**Listed records**
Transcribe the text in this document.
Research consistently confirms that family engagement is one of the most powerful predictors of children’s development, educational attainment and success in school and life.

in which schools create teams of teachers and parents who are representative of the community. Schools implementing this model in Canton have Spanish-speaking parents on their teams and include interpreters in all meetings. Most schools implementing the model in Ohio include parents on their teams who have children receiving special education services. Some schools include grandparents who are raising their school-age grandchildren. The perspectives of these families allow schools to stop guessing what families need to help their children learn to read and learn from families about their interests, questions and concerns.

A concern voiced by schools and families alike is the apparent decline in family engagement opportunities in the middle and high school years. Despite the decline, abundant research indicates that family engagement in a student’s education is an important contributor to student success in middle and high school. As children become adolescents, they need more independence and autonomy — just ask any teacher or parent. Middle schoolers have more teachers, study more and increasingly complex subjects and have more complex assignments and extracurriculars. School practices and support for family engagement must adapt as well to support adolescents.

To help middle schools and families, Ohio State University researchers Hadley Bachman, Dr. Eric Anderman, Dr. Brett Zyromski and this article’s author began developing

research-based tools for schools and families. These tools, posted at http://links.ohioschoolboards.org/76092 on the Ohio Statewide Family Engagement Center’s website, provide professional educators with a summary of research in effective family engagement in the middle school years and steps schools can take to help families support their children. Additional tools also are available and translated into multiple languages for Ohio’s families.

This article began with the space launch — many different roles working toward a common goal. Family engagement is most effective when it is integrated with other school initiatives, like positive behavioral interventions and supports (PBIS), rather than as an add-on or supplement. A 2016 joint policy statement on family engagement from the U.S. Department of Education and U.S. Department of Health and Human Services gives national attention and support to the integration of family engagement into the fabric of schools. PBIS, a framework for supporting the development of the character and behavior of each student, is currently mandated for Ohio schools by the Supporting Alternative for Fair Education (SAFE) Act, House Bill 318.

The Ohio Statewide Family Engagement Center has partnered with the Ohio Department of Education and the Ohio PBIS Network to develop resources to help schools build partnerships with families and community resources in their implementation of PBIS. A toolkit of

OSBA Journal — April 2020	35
---
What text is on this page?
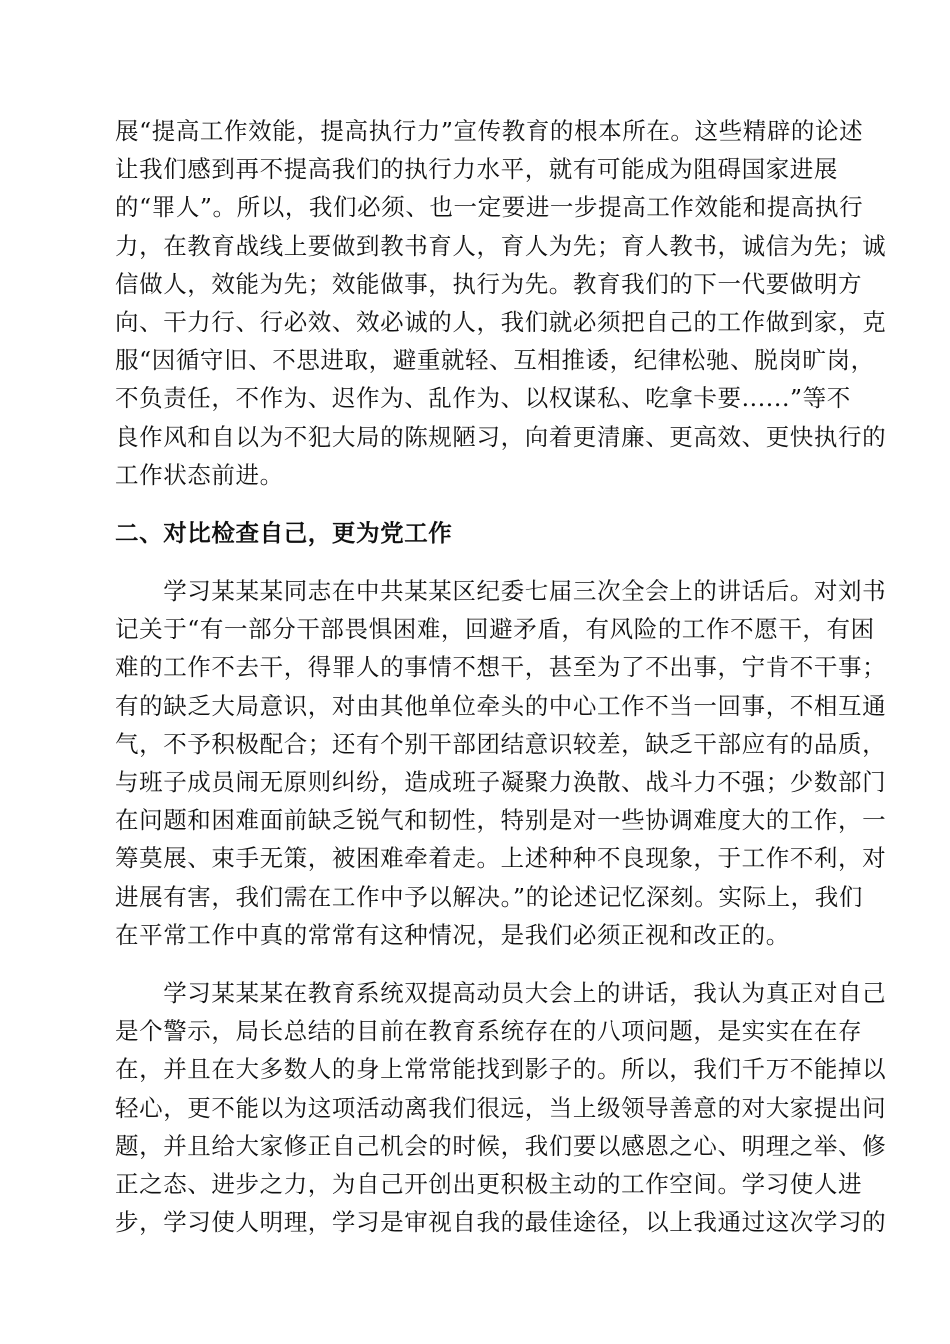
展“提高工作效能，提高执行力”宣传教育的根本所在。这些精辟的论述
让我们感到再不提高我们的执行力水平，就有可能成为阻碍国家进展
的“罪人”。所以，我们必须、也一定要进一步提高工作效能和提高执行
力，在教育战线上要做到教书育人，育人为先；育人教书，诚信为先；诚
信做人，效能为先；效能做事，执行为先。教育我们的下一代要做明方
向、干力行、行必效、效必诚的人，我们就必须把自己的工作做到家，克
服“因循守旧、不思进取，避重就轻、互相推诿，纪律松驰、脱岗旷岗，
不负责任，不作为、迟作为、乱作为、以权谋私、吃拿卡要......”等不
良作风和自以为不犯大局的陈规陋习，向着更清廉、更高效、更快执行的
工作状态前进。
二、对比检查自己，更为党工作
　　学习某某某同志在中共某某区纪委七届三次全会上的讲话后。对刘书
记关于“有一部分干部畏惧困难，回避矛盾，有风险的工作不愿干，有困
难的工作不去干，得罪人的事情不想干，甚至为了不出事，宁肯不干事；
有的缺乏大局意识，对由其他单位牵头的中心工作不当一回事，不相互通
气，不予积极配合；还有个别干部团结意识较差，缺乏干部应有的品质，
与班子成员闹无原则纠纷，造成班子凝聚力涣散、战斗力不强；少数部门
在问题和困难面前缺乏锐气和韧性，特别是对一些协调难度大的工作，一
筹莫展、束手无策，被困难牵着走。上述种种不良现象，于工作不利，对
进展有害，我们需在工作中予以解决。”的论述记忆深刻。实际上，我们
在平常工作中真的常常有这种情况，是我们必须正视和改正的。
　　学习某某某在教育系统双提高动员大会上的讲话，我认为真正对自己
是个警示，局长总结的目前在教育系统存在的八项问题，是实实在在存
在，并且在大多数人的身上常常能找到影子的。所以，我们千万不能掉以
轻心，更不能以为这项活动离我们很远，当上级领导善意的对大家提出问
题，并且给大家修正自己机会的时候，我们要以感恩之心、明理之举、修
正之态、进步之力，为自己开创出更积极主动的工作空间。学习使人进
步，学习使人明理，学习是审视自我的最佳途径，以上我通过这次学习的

**Task to complete**
Copy out all lines that carry the word "success".

**Written response**
Research consistently confirms that family engagement is one of the most powerful predictors of children’s development, educational attainment and success in school and life.
A concern voiced by schools and families alike is the apparent decline in family engagement opportunities in the middle and high school years. Despite the decline, abundant research indicates that family engagement in a student’s education is an important contributor to student success in middle and high school. As children become adolescents, they need more independence and autonomy — just ask any teacher or parent. Middle schoolers have more teachers, study more and increasingly complex subjects and have more complex assignments and extracurriculars. School practices and support for family engagement must adapt as well to support adolescents.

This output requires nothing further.